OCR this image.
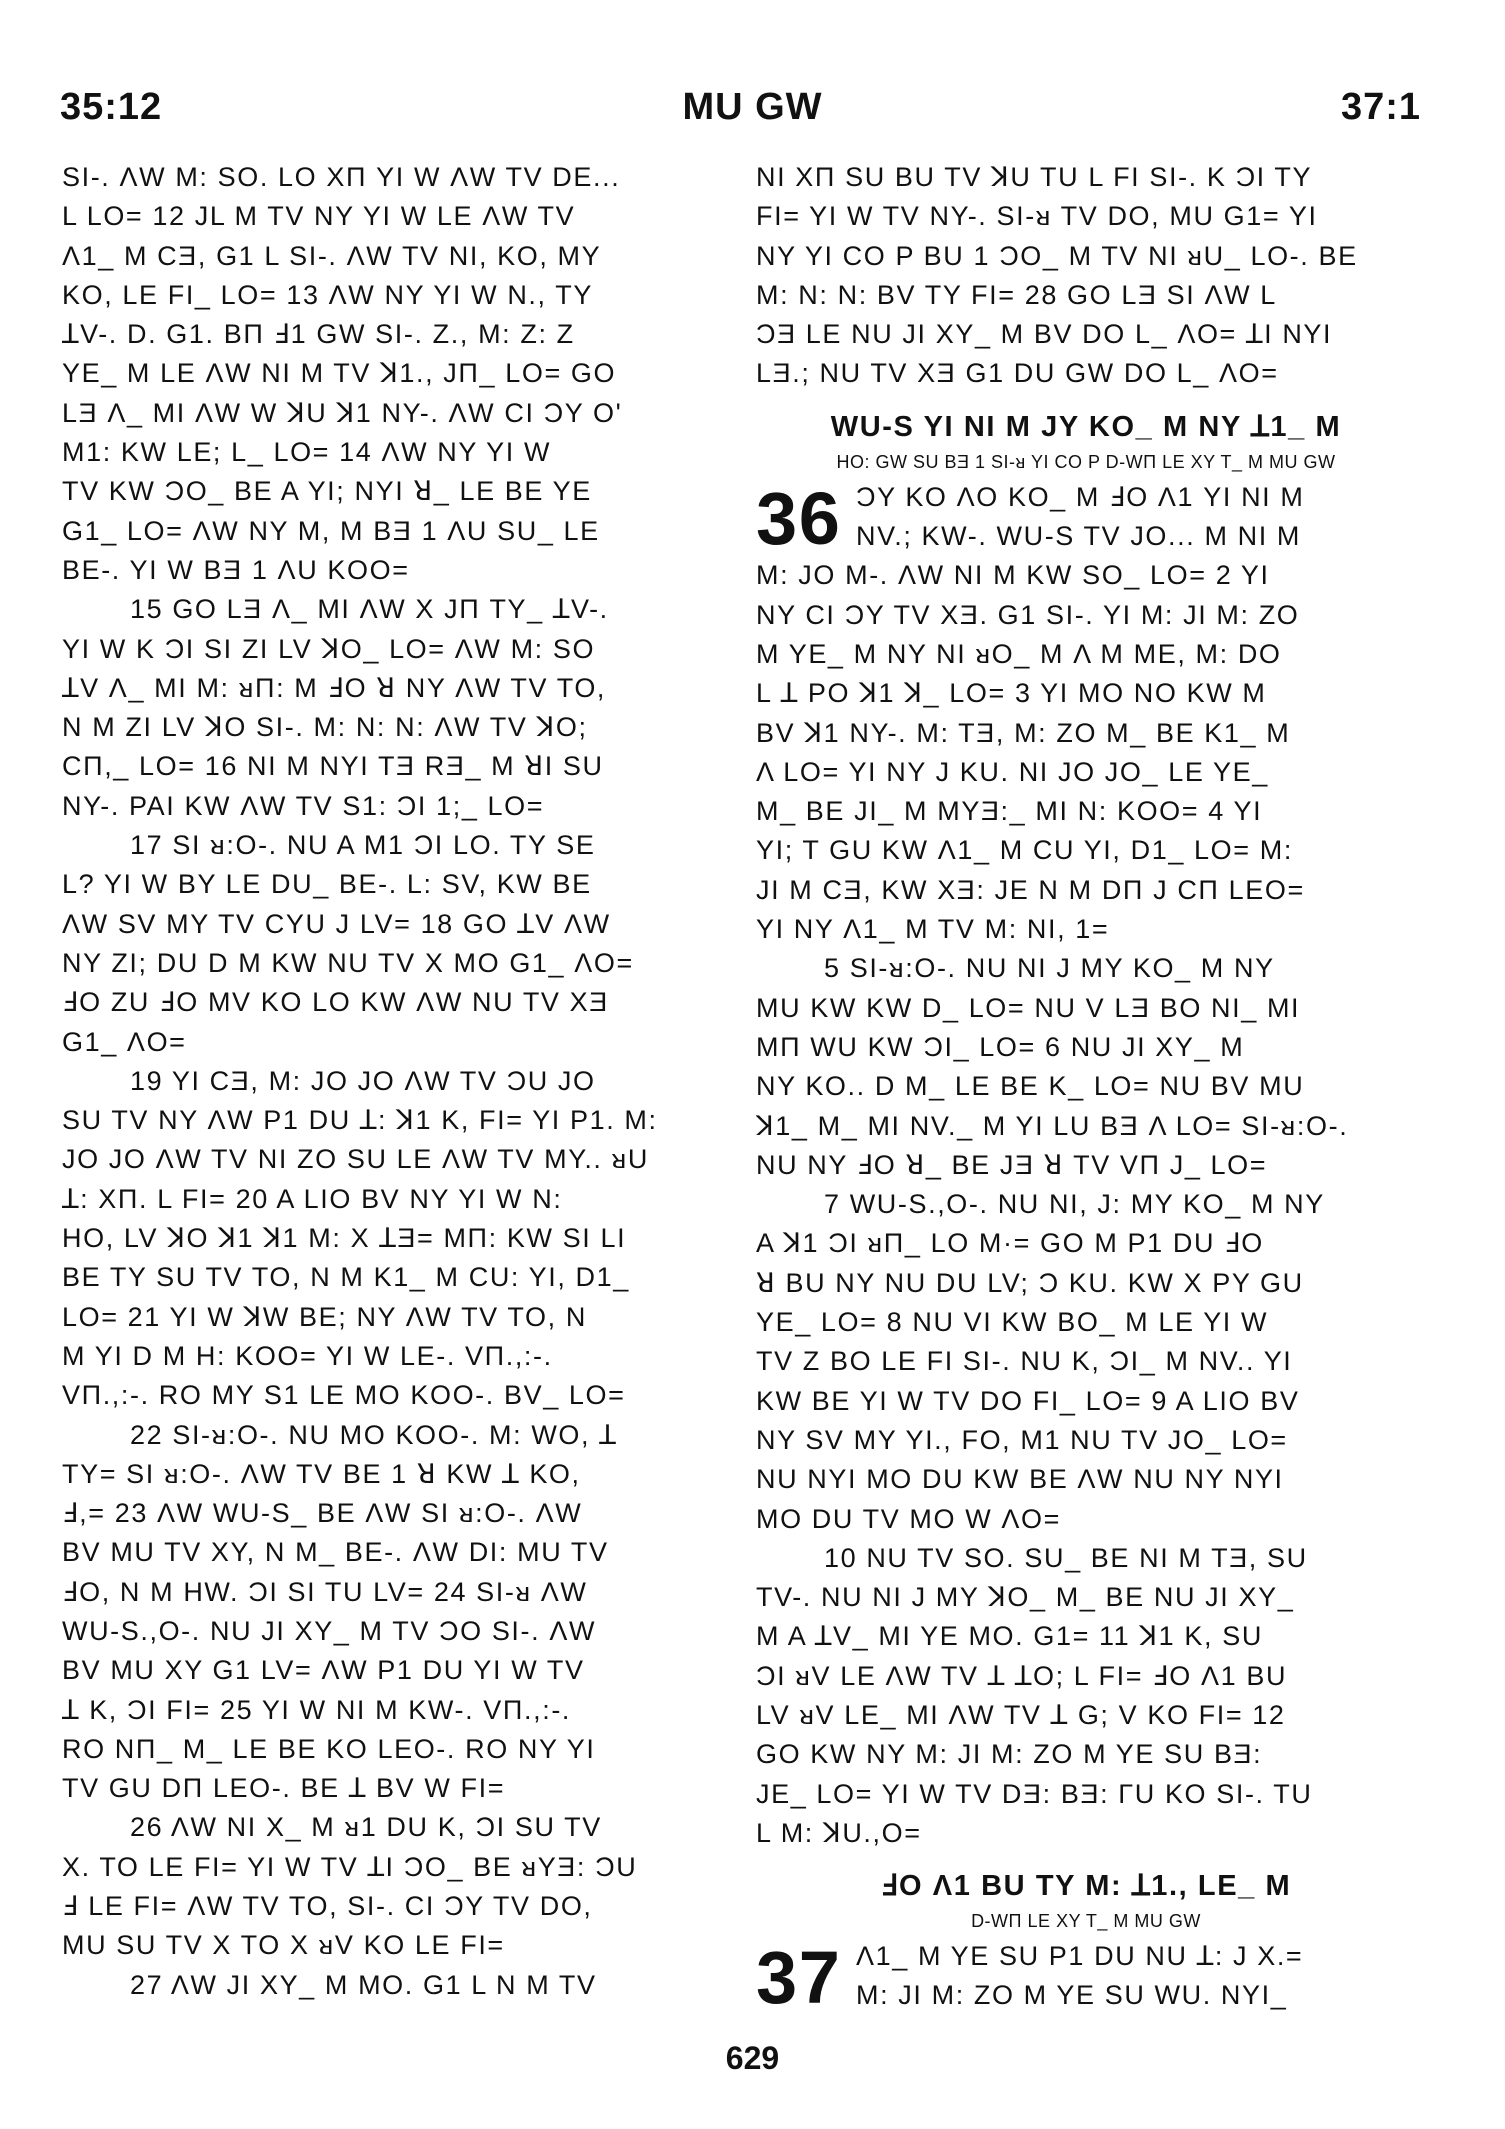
35:12	MU GW	37:1
SI-. ΛW M: SO. LO XΠ YI W ΛW TV DE...
L LO= 12 JL M TV NY YI W LE ΛW TV
Λ1_ M CƎ, G1 L SI-. ΛW TV NI, KO, MY
KO, LE FI_ LO= 13 ΛW NY YI W N., TY
ꓕV-. D. G1. BΠ ꓞ1 GW SI-. Z., M: Z: Z
YE_ M LE ΛW NI M TV ꓘ1., JΠ_ LO= GO
LƎ Λ_ MI ΛW W ꓘU ꓘ1 NY-. ΛW CI ƆY O'
M1: KW LE; L_ LO= 14 ΛW NY YI W
TV KW ƆO_ BE A YI; NYI ꓤ_ LE BE YE
G1_ LO= ΛW NY M, M BƎ 1 ΛU SU_ LE
BE-. YI W BƎ 1 ΛU KOO=
15 GO LƎ Λ_ MI ΛW X JΠ TY_ ꓕV-.
YI W K ƆI SI ZI LV ꓘO_ LO= ΛW M: SO
ꓕV Λ_ MI M: ᴚΠ: M ꓞO ꓤ NY ΛW TV TO,
N M ZI LV ꓘO SI-. M: N: N: ΛW TV ꓘO;
CΠ,_ LO= 16 NI M NYI TƎ RƎ_ M ꓤI SU
NY-. PAI KW ΛW TV S1: ƆI 1;_ LO=
17 SI ᴚ:O-. NU A M1 ƆI LO. TY SE
L? YI W BY LE DU_ BE-. L: SV, KW BE
ΛW SV MY TV CYU J LV= 18 GO ꓕV ΛW
NY ZI; DU D M KW NU TV X MO G1_ ΛO=
ꓞO ZU ꓞO MV KO LO KW ΛW NU TV XƎ
G1_ ΛO=
19 YI CƎ, M: JO JO ΛW TV ƆU JO
SU TV NY ΛW P1 DU ꓕ: ꓘ1 K, FI= YI P1. M:
JO JO ΛW TV NI ZO SU LE ΛW TV MY.. ᴚU
ꓕ: XΠ. L FI= 20 A LIO BV NY YI W N:
HO, LV ꓘO ꓘ1 ꓘ1 M: X ꓕƎ= MΠ: KW SI LI
BE TY SU TV TO, N M K1_ M CU: YI, D1_
LO= 21 YI W ꓘW BE; NY ΛW TV TO, N
M YI D M H: KOO= YI W LE-. VΠ.,:-.
VΠ.,:-. RO MY S1 LE MO KOO-. BV_ LO=
22 SI-ᴚ:O-. NU MO KOO-. M: WO, ꓕ
TY= SI ᴚ:O-. ΛW TV BE 1 ꓤ KW ꓕ KO,
ꓞ,= 23 ΛW WU-S_ BE ΛW SI ᴚ:O-. ΛW
BV MU TV XY, N M_ BE-. ΛW DI: MU TV
ꓞO, N M HW. ƆI SI TU LV= 24 SI-ᴚ ΛW
WU-S.,O-. NU JI XY_ M TV ƆO SI-. ΛW
BV MU XY G1 LV= ΛW P1 DU YI W TV
ꓕ K, ƆI FI= 25 YI W NI M KW-. VΠ.,:-.
RO NΠ_ M_ LE BE KO LEO-. RO NY YI
TV GU DΠ LEO-. BE ꓕ BV W FI=
26 ΛW NI X_ M ᴚ1 DU K, ƆI SU TV
X. TO LE FI= YI W TV ꓕI ƆO_ BE ᴚYƎ: ƆU
ꓞ LE FI= ΛW TV TO, SI-. CI ƆY TV DO,
MU SU TV X TO X ᴚV KO LE FI=
27 ΛW JI XY_ M MO. G1 L N M TV
NI XΠ SU BU TV ꓘU TU L FI SI-. K ƆI TY
FI= YI W TV NY-. SI-ᴚ TV DO, MU G1= YI
NY YI CO P BU 1 ƆO_ M TV NI ᴚU_ LO-. BE
M: N: N: BV TY FI= 28 GO LƎ SI ΛW L
ƆƎ LE NU JI XY_ M BV DO L_ ΛO= ꓕI NYI
LƎ.; NU TV XƎ G1 DU GW DO L_ ΛO=
WU-S YI NI M JY KO_ M NY ꓕ1_ M
HO: GW SU BƎ 1 SI-ᴚ YI CO P D-WΠ LE XY T_ M MU GW
36 ƆY KO ΛO KO_ M ꓞO Λ1 YI NI M
NV.; KW-. WU-S TV JO... M NI M
M: JO M-. ΛW NI M KW SO_ LO= 2 YI
NY CI ƆY TV XƎ. G1 SI-. YI M: JI M: ZO
M YE_ M NY NI ᴚO_ M Λ M ME, M: DO
L ꓕ PO ꓘ1 ꓘ_ LO= 3 YI MO NO KW M
BV ꓘ1 NY-. M: TƎ, M: ZO M_ BE K1_ M
Λ LO= YI NY J KU. NI JO JO_ LE YE_
M_ BE JI_ M MYƎ:_ MI N: KOO= 4 YI
YI; T GU KW Λ1_ M CU YI, D1_ LO= M:
JI M CƎ, KW XƎ: JE N M DΠ J CΠ LEO=
YI NY Λ1_ M TV M: NI, 1=
5 SI-ᴚ:O-. NU NI J MY KO_ M NY
MU KW KW D_ LO= NU V LƎ BO NI_ MI
MΠ WU KW ƆI_ LO= 6 NU JI XY_ M
NY KO.. D M_ LE BE K_ LO= NU BV MU
ꓘ1_ M_ MI NV._ M YI LU BƎ Λ LO= SI-ᴚ:O-.
NU NY ꓞO ꓤ_ BE JƎ ꓤ TV VΠ J_ LO=
7 WU-S.,O-. NU NI, J: MY KO_ M NY
A ꓘ1 ƆI ᴚΠ_ LO M·= GO M P1 DU ꓞO
ꓤ BU NY NU DU LV; Ɔ KU. KW X PY GU
YE_ LO= 8 NU VI KW BO_ M LE YI W
TV Z BO LE FI SI-. NU K, ƆI_ M NV.. YI
KW BE YI W TV DO FI_ LO= 9 A LIO BV
NY SV MY YI., FO, M1 NU TV JO_ LO=
NU NYI MO DU KW BE ΛW NU NY NYI
MO DU TV MO W ΛO=
10 NU TV SO. SU_ BE NI M TƎ, SU
TV-. NU NI J MY ꓘO_ M_ BE NU JI XY_
M A ꓕV_ MI YE MO. G1= 11 ꓘ1 K, SU
ƆI ᴚV LE ΛW TV ꓕ ꓕO; L FI= ꓞO Λ1 BU
LV ᴚV LE_ MI ΛW TV ꓕ G; V KO FI= 12
GO KW NY M: JI M: ZO M YE SU BƎ:
JE_ LO= YI W TV DƎ: BƎ: ΓU KO SI-. TU
L M: ꓘU.,O=
ꓞO Λ1 BU TY M: ꓕ1., LE_ M
D-WΠ LE XY T_ M MU GW
37 Λ1_ M YE SU P1 DU NU ꓕ: J X.=
M: JI M: ZO M YE SU WU. NYI_
629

□ □ □ □ □ □ □

[PROBLEM TO SOLVE] Without the pictures, restate all the entries above exactly.

[THE RESPONSE]
OCR this image.
35:12	MU GW	37:1
SI-. ΛW M: SO. LO XΠ YI W ΛW TV DE...
L LO= 12 JL M TV NY YI W LE ΛW TV
Λ1_ M CƎ, G1 L SI-. ΛW TV NI, KO, MY
KO, LE FI_ LO= 13 ΛW NY YI W N., TY
ꓕV-. D. G1. BΠ ꓞ1 GW SI-. Z., M: Z: Z
YE_ M LE ΛW NI M TV ꓘ1., JΠ_ LO= GO
LƎ Λ_ MI ΛW W ꓘU ꓘ1 NY-. ΛW CI ƆY O'
M1: KW LE; L_ LO= 14 ΛW NY YI W
TV KW ƆO_ BE A YI; NYI ꓤ_ LE BE YE
G1_ LO= ΛW NY M, M BƎ 1 ΛU SU_ LE
BE-. YI W BƎ 1 ΛU KOO=
15 GO LƎ Λ_ MI ΛW X JΠ TY_ ꓕV-.
YI W K ƆI SI ZI LV ꓘO_ LO= ΛW M: SO
ꓕV Λ_ MI M: ᴚΠ: M ꓞO ꓤ NY ΛW TV TO,
N M ZI LV ꓘO SI-. M: N: N: ΛW TV ꓘO;
CΠ,_ LO= 16 NI M NYI TƎ RƎ_ M ꓤI SU
NY-. PAI KW ΛW TV S1: ƆI 1;_ LO=
17 SI ᴚ:O-. NU A M1 ƆI LO. TY SE
L? YI W BY LE DU_ BE-. L: SV, KW BE
ΛW SV MY TV CYU J LV= 18 GO ꓕV ΛW
NY ZI; DU D M KW NU TV X MO G1_ ΛO=
ꓞO ZU ꓞO MV KO LO KW ΛW NU TV XƎ
G1_ ΛO=
19 YI CƎ, M: JO JO ΛW TV ƆU JO
SU TV NY ΛW P1 DU ꓕ: ꓘ1 K, FI= YI P1. M:
JO JO ΛW TV NI ZO SU LE ΛW TV MY.. ᴚU
ꓕ: XΠ. L FI= 20 A LIO BV NY YI W N:
HO, LV ꓘO ꓘ1 ꓘ1 M: X ꓕƎ= MΠ: KW SI LI
BE TY SU TV TO, N M K1_ M CU: YI, D1_
LO= 21 YI W ꓘW BE; NY ΛW TV TO, N
M YI D M H: KOO= YI W LE-. VΠ.,:-.
VΠ.,:-. RO MY S1 LE MO KOO-. BV_ LO=
22 SI-ᴚ:O-. NU MO KOO-. M: WO, ꓕ
TY= SI ᴚ:O-. ΛW TV BE 1 ꓤ KW ꓕ KO,
ꓞ,= 23 ΛW WU-S_ BE ΛW SI ᴚ:O-. ΛW
BV MU TV XY, N M_ BE-. ΛW DI: MU TV
ꓞO, N M HW. ƆI SI TU LV= 24 SI-ᴚ ΛW
WU-S.,O-. NU JI XY_ M TV ƆO SI-. ΛW
BV MU XY G1 LV= ΛW P1 DU YI W TV
ꓕ K, ƆI FI= 25 YI W NI M KW-. VΠ.,:-.
RO NΠ_ M_ LE BE KO LEO-. RO NY YI
TV GU DΠ LEO-. BE ꓕ BV W FI=
26 ΛW NI X_ M ᴚ1 DU K, ƆI SU TV
X. TO LE FI= YI W TV ꓕI ƆO_ BE ᴚYƎ: ƆU
ꓞ LE FI= ΛW TV TO, SI-. CI ƆY TV DO,
MU SU TV X TO X ᴚV KO LE FI=
27 ΛW JI XY_ M MO. G1 L N M TV
NI XΠ SU BU TV ꓘU TU L FI SI-. K ƆI TY
FI= YI W TV NY-. SI-ᴚ TV DO, MU G1= YI
NY YI CO P BU 1 ƆO_ M TV NI ᴚU_ LO-. BE
M: N: N: BV TY FI= 28 GO LƎ SI ΛW L
ƆƎ LE NU JI XY_ M BV DO L_ ΛO= ꓕI NYI
LƎ.; NU TV XƎ G1 DU GW DO L_ ΛO=
WU-S YI NI M JY KO_ M NY ꓕ1_ M
HO: GW SU BƎ 1 SI-ᴚ YI CO P D-WΠ LE XY T_ M MU GW
36 ƆY KO ΛO KO_ M ꓞO Λ1 YI NI M
NV.; KW-. WU-S TV JO... M NI M
M: JO M-. ΛW NI M KW SO_ LO= 2 YI
NY CI ƆY TV XƎ. G1 SI-. YI M: JI M: ZO
M YE_ M NY NI ᴚO_ M Λ M ME, M: DO
L ꓕ PO ꓘ1 ꓘ_ LO= 3 YI MO NO KW M
BV ꓘ1 NY-. M: TƎ, M: ZO M_ BE K1_ M
Λ LO= YI NY J KU. NI JO JO_ LE YE_
M_ BE JI_ M MYƎ:_ MI N: KOO= 4 YI
YI; T GU KW Λ1_ M CU YI, D1_ LO= M:
JI M CƎ, KW XƎ: JE N M DΠ J CΠ LEO=
YI NY Λ1_ M TV M: NI, 1=
5 SI-ᴚ:O-. NU NI J MY KO_ M NY
MU KW KW D_ LO= NU V LƎ BO NI_ MI
MΠ WU KW ƆI_ LO= 6 NU JI XY_ M
NY KO.. D M_ LE BE K_ LO= NU BV MU
ꓘ1_ M_ MI NV._ M YI LU BƎ Λ LO= SI-ᴚ:O-.
NU NY ꓞO ꓤ_ BE JƎ ꓤ TV VΠ J_ LO=
7 WU-S.,O-. NU NI, J: MY KO_ M NY
A ꓘ1 ƆI ᴚΠ_ LO M·= GO M P1 DU ꓞO
ꓤ BU NY NU DU LV; Ɔ KU. KW X PY GU
YE_ LO= 8 NU VI KW BO_ M LE YI W
TV Z BO LE FI SI-. NU K, ƆI_ M NV.. YI
KW BE YI W TV DO FI_ LO= 9 A LIO BV
NY SV MY YI., FO, M1 NU TV JO_ LO=
NU NYI MO DU KW BE ΛW NU NY NYI
MO DU TV MO W ΛO=
10 NU TV SO. SU_ BE NI M TƎ, SU
TV-. NU NI J MY ꓘO_ M_ BE NU JI XY_
M A ꓕV_ MI YE MO. G1= 11 ꓘ1 K, SU
ƆI ᴚV LE ΛW TV ꓕ ꓕO; L FI= ꓞO Λ1 BU
LV ᴚV LE_ MI ΛW TV ꓕ G; V KO FI= 12
GO KW NY M: JI M: ZO M YE SU BƎ:
JE_ LO= YI W TV DƎ: BƎ: ΓU KO SI-. TU
L M: ꓘU.,O=
ꓞO Λ1 BU TY M: ꓕ1., LE_ M
D-WΠ LE XY T_ M MU GW
37 Λ1_ M YE SU P1 DU NU ꓕ: J X.=
M: JI M: ZO M YE SU WU. NYI_
629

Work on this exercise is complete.